| WHAT IS ASKED |
Each entry must appear again exactly as it does in the source.

| LISTED ENTRIES |
Begin
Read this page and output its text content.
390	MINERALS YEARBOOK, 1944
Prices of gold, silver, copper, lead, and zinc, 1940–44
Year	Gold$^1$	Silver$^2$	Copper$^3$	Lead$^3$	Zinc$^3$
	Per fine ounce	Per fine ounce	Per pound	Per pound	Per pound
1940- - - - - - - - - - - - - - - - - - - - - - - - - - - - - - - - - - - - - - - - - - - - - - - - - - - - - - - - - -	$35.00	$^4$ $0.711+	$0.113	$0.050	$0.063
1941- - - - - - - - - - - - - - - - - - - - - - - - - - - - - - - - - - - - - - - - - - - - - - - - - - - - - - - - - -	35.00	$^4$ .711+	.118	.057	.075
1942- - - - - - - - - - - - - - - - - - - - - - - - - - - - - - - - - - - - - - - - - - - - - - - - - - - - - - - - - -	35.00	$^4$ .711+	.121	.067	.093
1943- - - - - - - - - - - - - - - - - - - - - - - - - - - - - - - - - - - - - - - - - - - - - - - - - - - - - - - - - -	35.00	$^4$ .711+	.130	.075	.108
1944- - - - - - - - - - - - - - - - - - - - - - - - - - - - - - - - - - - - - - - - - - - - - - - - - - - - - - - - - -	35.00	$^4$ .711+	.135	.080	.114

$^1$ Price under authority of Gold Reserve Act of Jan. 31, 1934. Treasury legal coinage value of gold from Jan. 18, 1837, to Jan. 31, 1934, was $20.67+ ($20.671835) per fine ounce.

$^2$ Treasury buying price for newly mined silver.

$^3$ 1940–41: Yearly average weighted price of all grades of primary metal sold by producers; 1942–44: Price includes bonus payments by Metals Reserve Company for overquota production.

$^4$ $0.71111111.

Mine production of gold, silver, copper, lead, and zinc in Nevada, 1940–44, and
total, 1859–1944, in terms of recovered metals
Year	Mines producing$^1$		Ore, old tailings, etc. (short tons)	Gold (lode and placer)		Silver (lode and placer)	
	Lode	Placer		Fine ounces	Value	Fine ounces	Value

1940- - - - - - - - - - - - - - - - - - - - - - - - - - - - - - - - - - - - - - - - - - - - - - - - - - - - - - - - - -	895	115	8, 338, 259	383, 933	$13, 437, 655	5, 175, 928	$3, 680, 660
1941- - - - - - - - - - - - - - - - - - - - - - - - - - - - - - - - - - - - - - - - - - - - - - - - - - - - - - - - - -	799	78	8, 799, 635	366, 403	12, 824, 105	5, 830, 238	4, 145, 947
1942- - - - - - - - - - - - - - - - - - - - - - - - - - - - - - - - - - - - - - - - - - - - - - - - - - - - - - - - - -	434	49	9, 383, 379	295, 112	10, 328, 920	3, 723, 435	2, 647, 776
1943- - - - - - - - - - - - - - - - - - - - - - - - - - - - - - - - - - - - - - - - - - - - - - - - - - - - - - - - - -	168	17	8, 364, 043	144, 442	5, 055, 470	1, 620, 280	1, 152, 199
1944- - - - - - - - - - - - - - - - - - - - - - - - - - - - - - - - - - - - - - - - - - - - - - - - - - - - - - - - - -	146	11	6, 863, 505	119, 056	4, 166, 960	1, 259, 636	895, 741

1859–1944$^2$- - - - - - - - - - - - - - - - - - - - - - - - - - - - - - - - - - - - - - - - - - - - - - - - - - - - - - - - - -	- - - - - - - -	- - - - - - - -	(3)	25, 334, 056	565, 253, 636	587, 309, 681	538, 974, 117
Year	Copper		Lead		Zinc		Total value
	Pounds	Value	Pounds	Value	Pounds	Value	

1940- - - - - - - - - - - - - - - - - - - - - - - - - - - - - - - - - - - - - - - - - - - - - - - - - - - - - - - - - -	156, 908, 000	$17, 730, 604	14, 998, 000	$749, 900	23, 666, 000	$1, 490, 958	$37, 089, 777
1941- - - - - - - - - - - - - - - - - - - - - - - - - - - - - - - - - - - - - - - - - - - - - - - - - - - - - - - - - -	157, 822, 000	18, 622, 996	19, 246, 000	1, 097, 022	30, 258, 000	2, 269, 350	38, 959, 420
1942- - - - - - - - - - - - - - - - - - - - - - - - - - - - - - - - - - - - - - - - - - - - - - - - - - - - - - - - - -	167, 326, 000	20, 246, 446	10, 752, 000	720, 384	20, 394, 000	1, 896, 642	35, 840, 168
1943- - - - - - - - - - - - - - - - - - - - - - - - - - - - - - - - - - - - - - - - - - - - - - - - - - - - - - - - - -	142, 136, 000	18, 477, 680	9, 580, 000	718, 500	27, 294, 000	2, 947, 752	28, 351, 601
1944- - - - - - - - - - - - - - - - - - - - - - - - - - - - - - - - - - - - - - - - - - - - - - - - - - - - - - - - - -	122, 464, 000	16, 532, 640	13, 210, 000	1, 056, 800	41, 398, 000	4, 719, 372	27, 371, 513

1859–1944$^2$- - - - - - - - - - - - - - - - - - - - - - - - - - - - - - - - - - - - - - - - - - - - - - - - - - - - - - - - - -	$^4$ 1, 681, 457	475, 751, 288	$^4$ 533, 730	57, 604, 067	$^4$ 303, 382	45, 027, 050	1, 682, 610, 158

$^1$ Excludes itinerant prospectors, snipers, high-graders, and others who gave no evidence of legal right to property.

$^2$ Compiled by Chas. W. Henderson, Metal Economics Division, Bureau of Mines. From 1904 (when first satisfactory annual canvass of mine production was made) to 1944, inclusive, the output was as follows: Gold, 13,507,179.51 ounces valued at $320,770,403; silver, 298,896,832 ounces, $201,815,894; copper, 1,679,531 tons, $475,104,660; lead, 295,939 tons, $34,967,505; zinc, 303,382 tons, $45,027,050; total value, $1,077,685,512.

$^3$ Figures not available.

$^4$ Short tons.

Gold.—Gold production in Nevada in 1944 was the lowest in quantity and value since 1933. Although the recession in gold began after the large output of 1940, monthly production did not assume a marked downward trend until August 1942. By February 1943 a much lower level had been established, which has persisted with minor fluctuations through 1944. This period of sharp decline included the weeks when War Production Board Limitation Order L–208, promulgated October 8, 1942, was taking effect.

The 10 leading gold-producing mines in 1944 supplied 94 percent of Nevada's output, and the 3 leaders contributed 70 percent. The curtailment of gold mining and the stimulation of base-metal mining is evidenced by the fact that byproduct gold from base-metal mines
End
| COMPLETE ANSWER |
Read this page and output its text content.
390	MINERALS YEARBOOK, 1944
Prices of gold, silver, copper, lead, and zinc, 1940–44
Year	Gold$^1$	Silver$^2$	Copper$^3$	Lead$^3$	Zinc$^3$
	Per fine ounce	Per fine ounce	Per pound	Per pound	Per pound
1940- - - - - - - - - - - - - - - - - - - - - - - - - - - - - - - - - - - - - - - - - - - - - - - - - - - - - - - - - -	$35.00	$^4$ $0.711+	$0.113	$0.050	$0.063
1941- - - - - - - - - - - - - - - - - - - - - - - - - - - - - - - - - - - - - - - - - - - - - - - - - - - - - - - - - -	35.00	$^4$ .711+	.118	.057	.075
1942- - - - - - - - - - - - - - - - - - - - - - - - - - - - - - - - - - - - - - - - - - - - - - - - - - - - - - - - - -	35.00	$^4$ .711+	.121	.067	.093
1943- - - - - - - - - - - - - - - - - - - - - - - - - - - - - - - - - - - - - - - - - - - - - - - - - - - - - - - - - -	35.00	$^4$ .711+	.130	.075	.108
1944- - - - - - - - - - - - - - - - - - - - - - - - - - - - - - - - - - - - - - - - - - - - - - - - - - - - - - - - - -	35.00	$^4$ .711+	.135	.080	.114

$^1$ Price under authority of Gold Reserve Act of Jan. 31, 1934. Treasury legal coinage value of gold from Jan. 18, 1837, to Jan. 31, 1934, was $20.67+ ($20.671835) per fine ounce.

$^2$ Treasury buying price for newly mined silver.

$^3$ 1940–41: Yearly average weighted price of all grades of primary metal sold by producers; 1942–44: Price includes bonus payments by Metals Reserve Company for overquota production.

$^4$ $0.71111111.

Mine production of gold, silver, copper, lead, and zinc in Nevada, 1940–44, and
total, 1859–1944, in terms of recovered metals
Year	Mines producing$^1$		Ore, old tailings, etc. (short tons)	Gold (lode and placer)		Silver (lode and placer)	
	Lode	Placer		Fine ounces	Value	Fine ounces	Value

1940- - - - - - - - - - - - - - - - - - - - - - - - - - - - - - - - - - - - - - - - - - - - - - - - - - - - - - - - - -	895	115	8, 338, 259	383, 933	$13, 437, 655	5, 175, 928	$3, 680, 660
1941- - - - - - - - - - - - - - - - - - - - - - - - - - - - - - - - - - - - - - - - - - - - - - - - - - - - - - - - - -	799	78	8, 799, 635	366, 403	12, 824, 105	5, 830, 238	4, 145, 947
1942- - - - - - - - - - - - - - - - - - - - - - - - - - - - - - - - - - - - - - - - - - - - - - - - - - - - - - - - - -	434	49	9, 383, 379	295, 112	10, 328, 920	3, 723, 435	2, 647, 776
1943- - - - - - - - - - - - - - - - - - - - - - - - - - - - - - - - - - - - - - - - - - - - - - - - - - - - - - - - - -	168	17	8, 364, 043	144, 442	5, 055, 470	1, 620, 280	1, 152, 199
1944- - - - - - - - - - - - - - - - - - - - - - - - - - - - - - - - - - - - - - - - - - - - - - - - - - - - - - - - - -	146	11	6, 863, 505	119, 056	4, 166, 960	1, 259, 636	895, 741

1859–1944$^2$- - - - - - - - - - - - - - - - - - - - - - - - - - - - - - - - - - - - - - - - - - - - - - - - - - - - - - - - - -	- - - - - - - -	- - - - - - - -	(3)	25, 334, 056	565, 253, 636	587, 309, 681	538, 974, 117
Year	Copper		Lead		Zinc		Total value
	Pounds	Value	Pounds	Value	Pounds	Value	

1940- - - - - - - - - - - - - - - - - - - - - - - - - - - - - - - - - - - - - - - - - - - - - - - - - - - - - - - - - -	156, 908, 000	$17, 730, 604	14, 998, 000	$749, 900	23, 666, 000	$1, 490, 958	$37, 089, 777
1941- - - - - - - - - - - - - - - - - - - - - - - - - - - - - - - - - - - - - - - - - - - - - - - - - - - - - - - - - -	157, 822, 000	18, 622, 996	19, 246, 000	1, 097, 022	30, 258, 000	2, 269, 350	38, 959, 420
1942- - - - - - - - - - - - - - - - - - - - - - - - - - - - - - - - - - - - - - - - - - - - - - - - - - - - - - - - - -	167, 326, 000	20, 246, 446	10, 752, 000	720, 384	20, 394, 000	1, 896, 642	35, 840, 168
1943- - - - - - - - - - - - - - - - - - - - - - - - - - - - - - - - - - - - - - - - - - - - - - - - - - - - - - - - - -	142, 136, 000	18, 477, 680	9, 580, 000	718, 500	27, 294, 000	2, 947, 752	28, 351, 601
1944- - - - - - - - - - - - - - - - - - - - - - - - - - - - - - - - - - - - - - - - - - - - - - - - - - - - - - - - - -	122, 464, 000	16, 532, 640	13, 210, 000	1, 056, 800	41, 398, 000	4, 719, 372	27, 371, 513

1859–1944$^2$- - - - - - - - - - - - - - - - - - - - - - - - - - - - - - - - - - - - - - - - - - - - - - - - - - - - - - - - - -	$^4$ 1, 681, 457	475, 751, 288	$^4$ 533, 730	57, 604, 067	$^4$ 303, 382	45, 027, 050	1, 682, 610, 158

$^1$ Excludes itinerant prospectors, snipers, high-graders, and others who gave no evidence of legal right to property.

$^2$ Compiled by Chas. W. Henderson, Metal Economics Division, Bureau of Mines. From 1904 (when first satisfactory annual canvass of mine production was made) to 1944, inclusive, the output was as follows: Gold, 13,507,179.51 ounces valued at $320,770,403; silver, 298,896,832 ounces, $201,815,894; copper, 1,679,531 tons, $475,104,660; lead, 295,939 tons, $34,967,505; zinc, 303,382 tons, $45,027,050; total value, $1,077,685,512.

$^3$ Figures not available.

$^4$ Short tons.

Gold.—Gold production in Nevada in 1944 was the lowest in quantity and value since 1933. Although the recession in gold began after the large output of 1940, monthly production did not assume a marked downward trend until August 1942. By February 1943 a much lower level had been established, which has persisted with minor fluctuations through 1944. This period of sharp decline included the weeks when War Production Board Limitation Order L–208, promulgated October 8, 1942, was taking effect.

The 10 leading gold-producing mines in 1944 supplied 94 percent of Nevada's output, and the 3 leaders contributed 70 percent. The curtailment of gold mining and the stimulation of base-metal mining is evidenced by the fact that byproduct gold from base-metal mines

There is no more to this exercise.